Data items:
● ● ●

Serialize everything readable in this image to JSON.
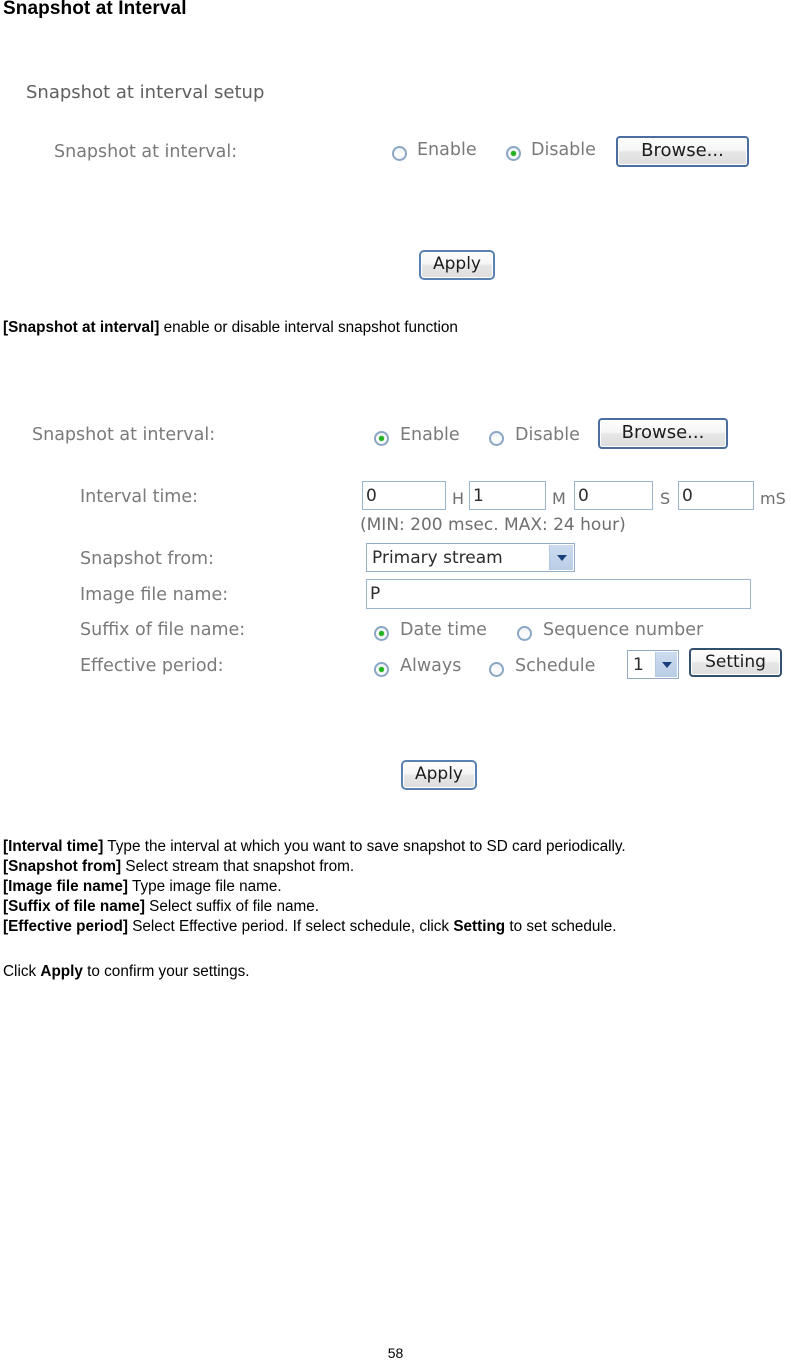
{
  "page": {
    "title": "Snapshot at Interval",
    "number": "58"
  },
  "panel1": {
    "section_title": "Snapshot at interval setup",
    "row_label": "Snapshot at interval:",
    "enable_label": "Enable",
    "disable_label": "Disable",
    "selected": "Disable",
    "browse_label": "Browse...",
    "apply_label": "Apply"
  },
  "desc1": {
    "term": "[Snapshot at interval]",
    "text": " enable or disable interval snapshot function"
  },
  "panel2": {
    "row_label": "Snapshot at interval:",
    "enable_label": "Enable",
    "disable_label": "Disable",
    "selected": "Enable",
    "browse_label": "Browse...",
    "interval_label": "Interval time:",
    "interval": {
      "hours": "0",
      "hours_unit": "H",
      "minutes": "1",
      "minutes_unit": "M",
      "seconds": "0",
      "seconds_unit": "S",
      "millis": "0",
      "millis_unit": "mS"
    },
    "interval_hint": "(MIN: 200 msec. MAX: 24 hour)",
    "snapshot_from_label": "Snapshot from:",
    "snapshot_from_value": "Primary stream",
    "image_file_name_label": "Image file name:",
    "image_file_name_value": "P",
    "suffix_label": "Suffix of file name:",
    "suffix_date_time": "Date time",
    "suffix_sequence": "Sequence number",
    "suffix_selected": "Date time",
    "effective_label": "Effective period:",
    "effective_always": "Always",
    "effective_schedule": "Schedule",
    "effective_selected": "Always",
    "schedule_value": "1",
    "setting_label": "Setting",
    "apply_label": "Apply"
  },
  "desc2": {
    "lines": [
      {
        "term": "[Interval time]",
        "text": " Type the interval at which you want to save snapshot to SD card periodically."
      },
      {
        "term": "[Snapshot from]",
        "text": " Select stream that snapshot from."
      },
      {
        "term": "[Image file name]",
        "text": " Type image file name."
      },
      {
        "term": "[Suffix of file name]",
        "text": " Select suffix of file name."
      },
      {
        "term": "[Effective period]",
        "text": " Select Effective period. If select schedule, click "
      },
      {
        "term": "Setting",
        "text": " to set schedule."
      }
    ],
    "effective_pre": "[Effective period]",
    "effective_mid": " Select Effective period. If select schedule, click ",
    "effective_bold": "Setting",
    "effective_post": " to set schedule.",
    "click_pre": "Click ",
    "click_bold": "Apply",
    "click_post": " to confirm your settings."
  },
  "colors": {
    "accent": "#4a6f9e",
    "radio_dot": "#21b421",
    "label_gray": "#7a7a7a"
  }
}
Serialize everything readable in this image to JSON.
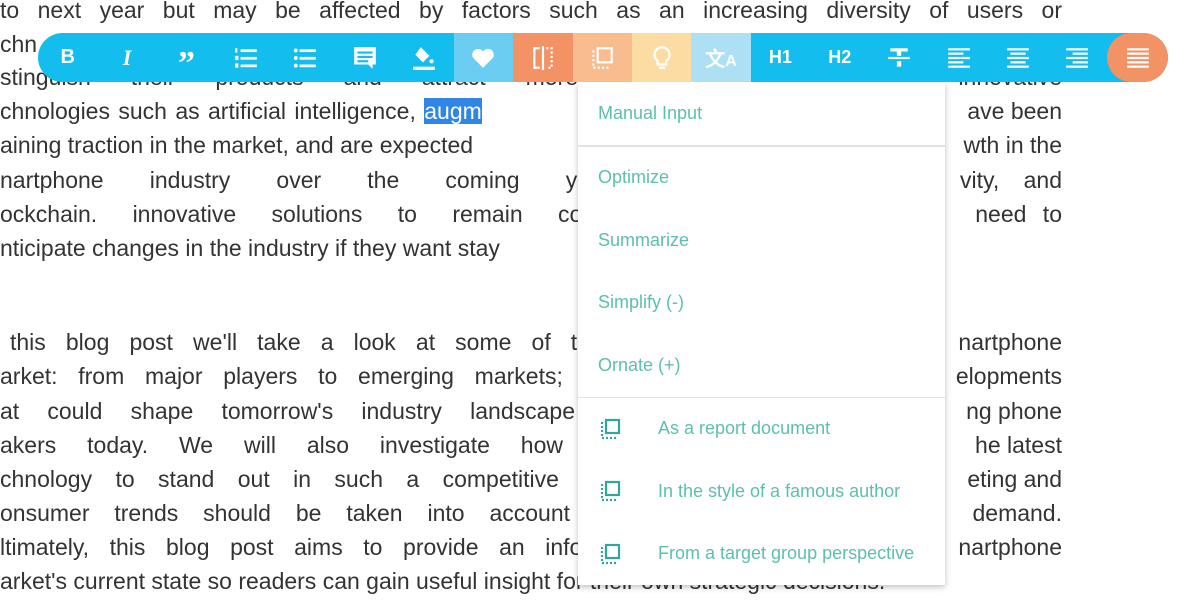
{
  "document": {
    "line1": "to next year but may be affected by factors such as an increasing diversity of users or",
    "line2_left": "chn",
    "line3_left": "stinguish their products and attract more",
    "line3_right": "innovative",
    "line4_left": "chnologies such as artificial intelligence, ",
    "line4_selected": "augm",
    "line4_right": "ave been",
    "line5_left": "aining traction in the market, and are expected",
    "line5_right": "wth in the",
    "line6_left": "nartphone industry over the coming ye",
    "line6_right": "vity, and",
    "line7_left": "ockchain. innovative solutions to remain cor",
    "line7_right": "need to",
    "line8_left": "nticipate changes in the industry if they want stay",
    "line9_left": "this blog post we'll take a look at some of th",
    "line9_right": "nartphone",
    "line10_left": "arket: from major players to emerging markets; t",
    "line10_right": "elopments",
    "line11_left": "at could shape tomorrow's industry landscape",
    "line11_right": "ng phone",
    "line12_left": "akers today. We will also investigate how",
    "line12_right": "he latest",
    "line13_left": "chnology to stand out in such a competitive r",
    "line13_right": "eting and",
    "line14_left": "onsumer trends should be taken into account",
    "line14_right": "demand.",
    "line15_left": "ltimately, this blog post aims to provide an infor",
    "line15_right": "nartphone",
    "line16": "arket's current state so readers can gain useful insight for their own strategic decisions."
  },
  "toolbar": {
    "colors": {
      "primary": "#13bdee",
      "heart": "#6ccdf2",
      "orange": "#f39264",
      "peach": "#f8bc8e",
      "yellow": "#fcdca2",
      "translate": "#addff5"
    },
    "buttons": [
      {
        "name": "bold",
        "icon": "bold-icon",
        "label": "B"
      },
      {
        "name": "italic",
        "icon": "italic-icon",
        "label": "I"
      },
      {
        "name": "quote",
        "icon": "quote-icon"
      },
      {
        "name": "ordered-list",
        "icon": "ordered-list-icon"
      },
      {
        "name": "bullet-list",
        "icon": "bullet-list-icon"
      },
      {
        "name": "comment",
        "icon": "comment-icon"
      },
      {
        "name": "fill-color",
        "icon": "paint-bucket-icon"
      },
      {
        "name": "favorite",
        "icon": "heart-icon"
      },
      {
        "name": "compare",
        "icon": "split-icon"
      },
      {
        "name": "rewrite",
        "icon": "dotted-square-icon"
      },
      {
        "name": "ideas",
        "icon": "lightbulb-icon"
      },
      {
        "name": "translate",
        "icon": "translate-icon"
      },
      {
        "name": "h1",
        "label": "H1"
      },
      {
        "name": "h2",
        "label": "H2"
      },
      {
        "name": "strikethrough",
        "icon": "strikethrough-icon"
      },
      {
        "name": "align-left",
        "icon": "align-left-icon"
      },
      {
        "name": "align-center",
        "icon": "align-center-icon"
      },
      {
        "name": "align-right",
        "icon": "align-right-icon"
      },
      {
        "name": "justify",
        "icon": "justify-icon"
      }
    ]
  },
  "menu": {
    "manual_input": "Manual Input",
    "items": [
      "Optimize",
      "Summarize",
      "Simplify (-)",
      "Ornate (+)"
    ],
    "styled_items": [
      "As a report document",
      "In the style of a famous author",
      "From a target group perspective"
    ]
  }
}
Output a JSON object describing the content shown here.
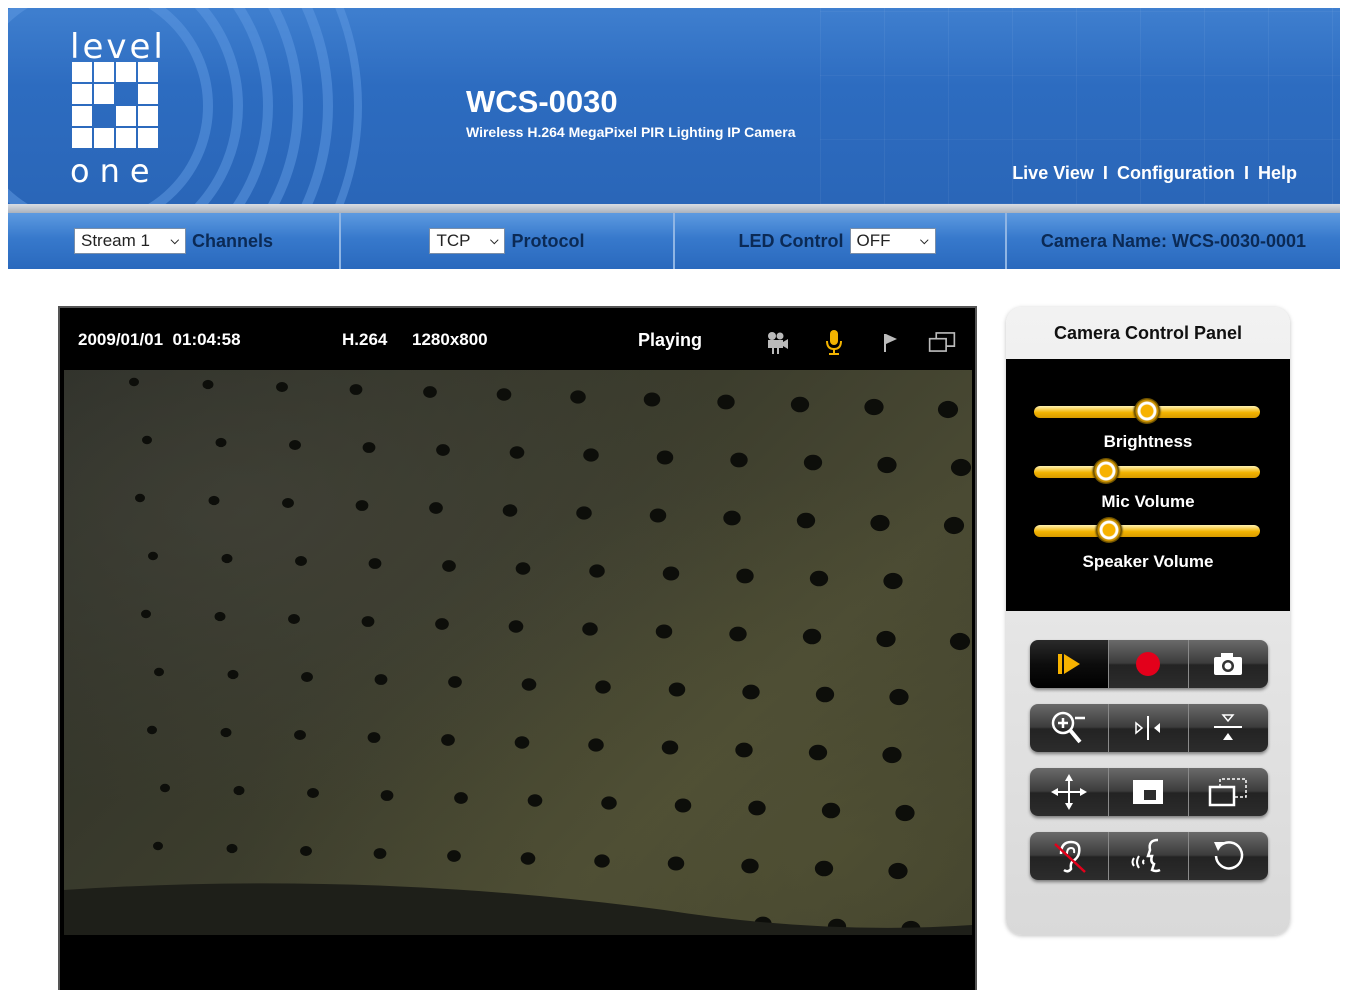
{
  "header": {
    "logo_top": "level",
    "logo_bottom": "one",
    "title": "WCS-0030",
    "subtitle": "Wireless H.264 MegaPixel PIR Lighting IP Camera",
    "nav": [
      {
        "label": "Live View"
      },
      {
        "label": "Configuration"
      },
      {
        "label": "Help"
      }
    ],
    "nav_separator": "I"
  },
  "toolbar": {
    "stream_value": "Stream 1",
    "channels_label": "Channels",
    "protocol_value": "TCP",
    "protocol_label": "Protocol",
    "led_label": "LED Control",
    "led_value": "OFF",
    "camera_name": "Camera Name: WCS-0030-0001"
  },
  "video": {
    "timestamp": "2009/01/01  01:04:58",
    "codec": "H.264",
    "resolution": "1280x800",
    "status": "Playing",
    "icons": [
      "video-camera-icon",
      "microphone-icon",
      "flag-icon",
      "window-icon"
    ]
  },
  "control_panel": {
    "title": "Camera Control Panel",
    "sliders": [
      {
        "label": "Brightness",
        "value": 0.5
      },
      {
        "label": "Mic Volume",
        "value": 0.32
      },
      {
        "label": "Speaker Volume",
        "value": 0.33
      }
    ],
    "buttons": [
      [
        "play-icon",
        "record-icon",
        "snapshot-icon"
      ],
      [
        "zoom-icon",
        "mirror-icon",
        "flip-icon"
      ],
      [
        "move-icon",
        "region-icon",
        "window-icon"
      ],
      [
        "listen-off-icon",
        "talk-icon",
        "reset-icon"
      ]
    ]
  },
  "colors": {
    "header_blue": "#2d6cc0",
    "toolbar_blue": "#3779cc",
    "slider_gold": "#f2b300",
    "record_red": "#e3001b",
    "play_gold": "#f7b200"
  }
}
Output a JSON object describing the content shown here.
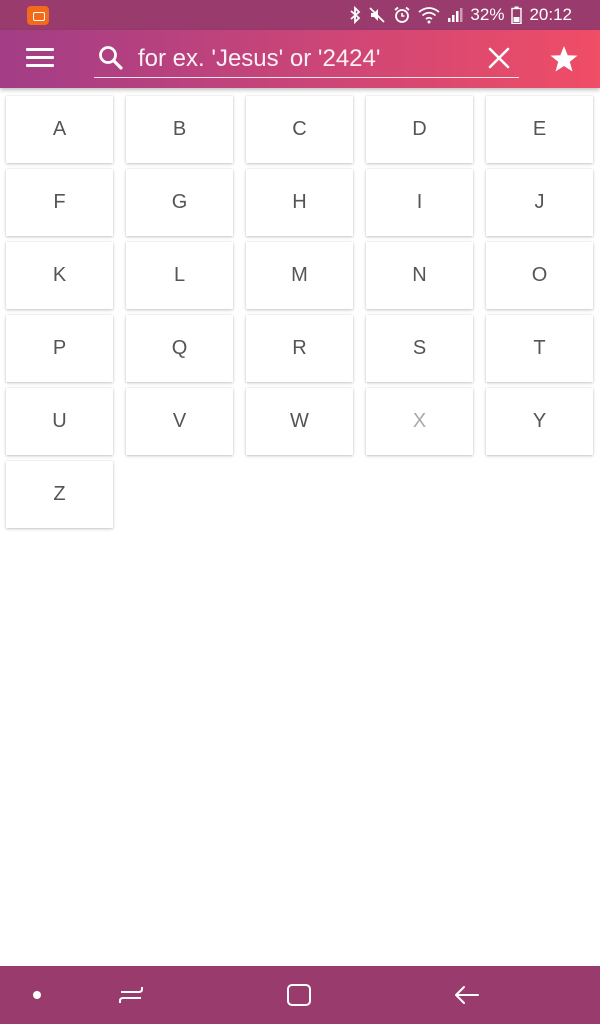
{
  "status_bar": {
    "battery": "32%",
    "time": "20:12",
    "icons": [
      "notification-app-icon",
      "bluetooth-icon",
      "mute-icon",
      "alarm-icon",
      "wifi-icon",
      "signal-icon",
      "battery-icon"
    ]
  },
  "app_bar": {
    "menu_icon": "hamburger-menu-icon",
    "search": {
      "placeholder": "for ex. 'Jesus' or '2424'",
      "value": ""
    },
    "clear_icon": "close-icon",
    "favorites_icon": "star-icon"
  },
  "letters": [
    {
      "label": "A",
      "enabled": true
    },
    {
      "label": "B",
      "enabled": true
    },
    {
      "label": "C",
      "enabled": true
    },
    {
      "label": "D",
      "enabled": true
    },
    {
      "label": "E",
      "enabled": true
    },
    {
      "label": "F",
      "enabled": true
    },
    {
      "label": "G",
      "enabled": true
    },
    {
      "label": "H",
      "enabled": true
    },
    {
      "label": "I",
      "enabled": true
    },
    {
      "label": "J",
      "enabled": true
    },
    {
      "label": "K",
      "enabled": true
    },
    {
      "label": "L",
      "enabled": true
    },
    {
      "label": "M",
      "enabled": true
    },
    {
      "label": "N",
      "enabled": true
    },
    {
      "label": "O",
      "enabled": true
    },
    {
      "label": "P",
      "enabled": true
    },
    {
      "label": "Q",
      "enabled": true
    },
    {
      "label": "R",
      "enabled": true
    },
    {
      "label": "S",
      "enabled": true
    },
    {
      "label": "T",
      "enabled": true
    },
    {
      "label": "U",
      "enabled": true
    },
    {
      "label": "V",
      "enabled": true
    },
    {
      "label": "W",
      "enabled": true
    },
    {
      "label": "X",
      "enabled": false
    },
    {
      "label": "Y",
      "enabled": true
    },
    {
      "label": "Z",
      "enabled": true
    }
  ],
  "nav_bar": {
    "icons": [
      "dot-icon",
      "recent-apps-icon",
      "home-icon",
      "back-icon"
    ]
  },
  "colors": {
    "status_bar": "#9a3b6e",
    "app_bar_start": "#a23d86",
    "app_bar_end": "#f04d66",
    "letter_text": "#555555",
    "letter_disabled": "#aaaaaa",
    "nav_bar": "#9a3b6e"
  }
}
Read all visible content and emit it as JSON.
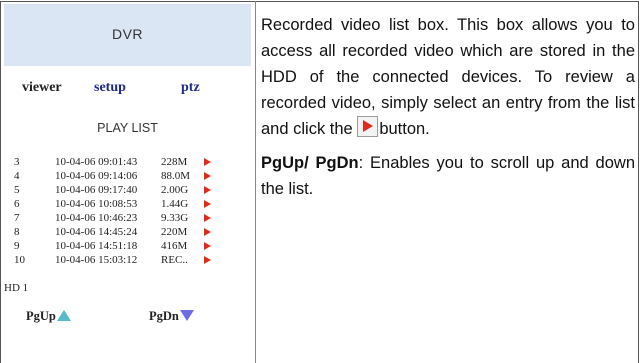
{
  "dvr": {
    "title": "DVR",
    "nav": {
      "viewer": "viewer",
      "setup": "setup",
      "ptz": "ptz"
    },
    "playlist_title": "PLAY LIST",
    "entries": [
      {
        "num": "3",
        "datetime": "10-04-06 09:01:43",
        "size": "228M"
      },
      {
        "num": "4",
        "datetime": "10-04-06 09:14:06",
        "size": "88.0M"
      },
      {
        "num": "5",
        "datetime": "10-04-06 09:17:40",
        "size": "2.00G"
      },
      {
        "num": "6",
        "datetime": "10-04-06 10:08:53",
        "size": "1.44G"
      },
      {
        "num": "7",
        "datetime": "10-04-06 10:46:23",
        "size": "9.33G"
      },
      {
        "num": "8",
        "datetime": "10-04-06 14:45:24",
        "size": "220M"
      },
      {
        "num": "9",
        "datetime": "10-04-06 14:51:18",
        "size": "416M"
      },
      {
        "num": "10",
        "datetime": "10-04-06 15:03:12",
        "size": "REC.."
      }
    ],
    "hd_label": "HD 1",
    "pgup": "PgUp",
    "pgdn": "PgDn",
    "colors": {
      "header_bg": "#dbe6f5",
      "nav_link": "#1f2a8a",
      "play_icon": "#e22a1c",
      "pgup_arrow": "#58b9c9",
      "pgdn_arrow": "#6e6ce0"
    }
  },
  "description": {
    "para1_a": "Recorded video list box. This box allows you to access all recorded video which are stored in the HDD of the connected devices. To review a recorded video, simply select an entry from the list and click the",
    "para1_b": "button.",
    "para2_bold": "PgUp/ PgDn",
    "para2_rest": ": Enables you to scroll up and down the list."
  }
}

● ● ●

• _OBJECTIVE_
Identify the lines that hold the word "want". Copy every one of them.

• _WRITTEN RESPONSE_
        "text": " Type the interval at which you want to save snapshot to SD card periodically."
    "line8_left": "nticipate changes in the industry if they want stay",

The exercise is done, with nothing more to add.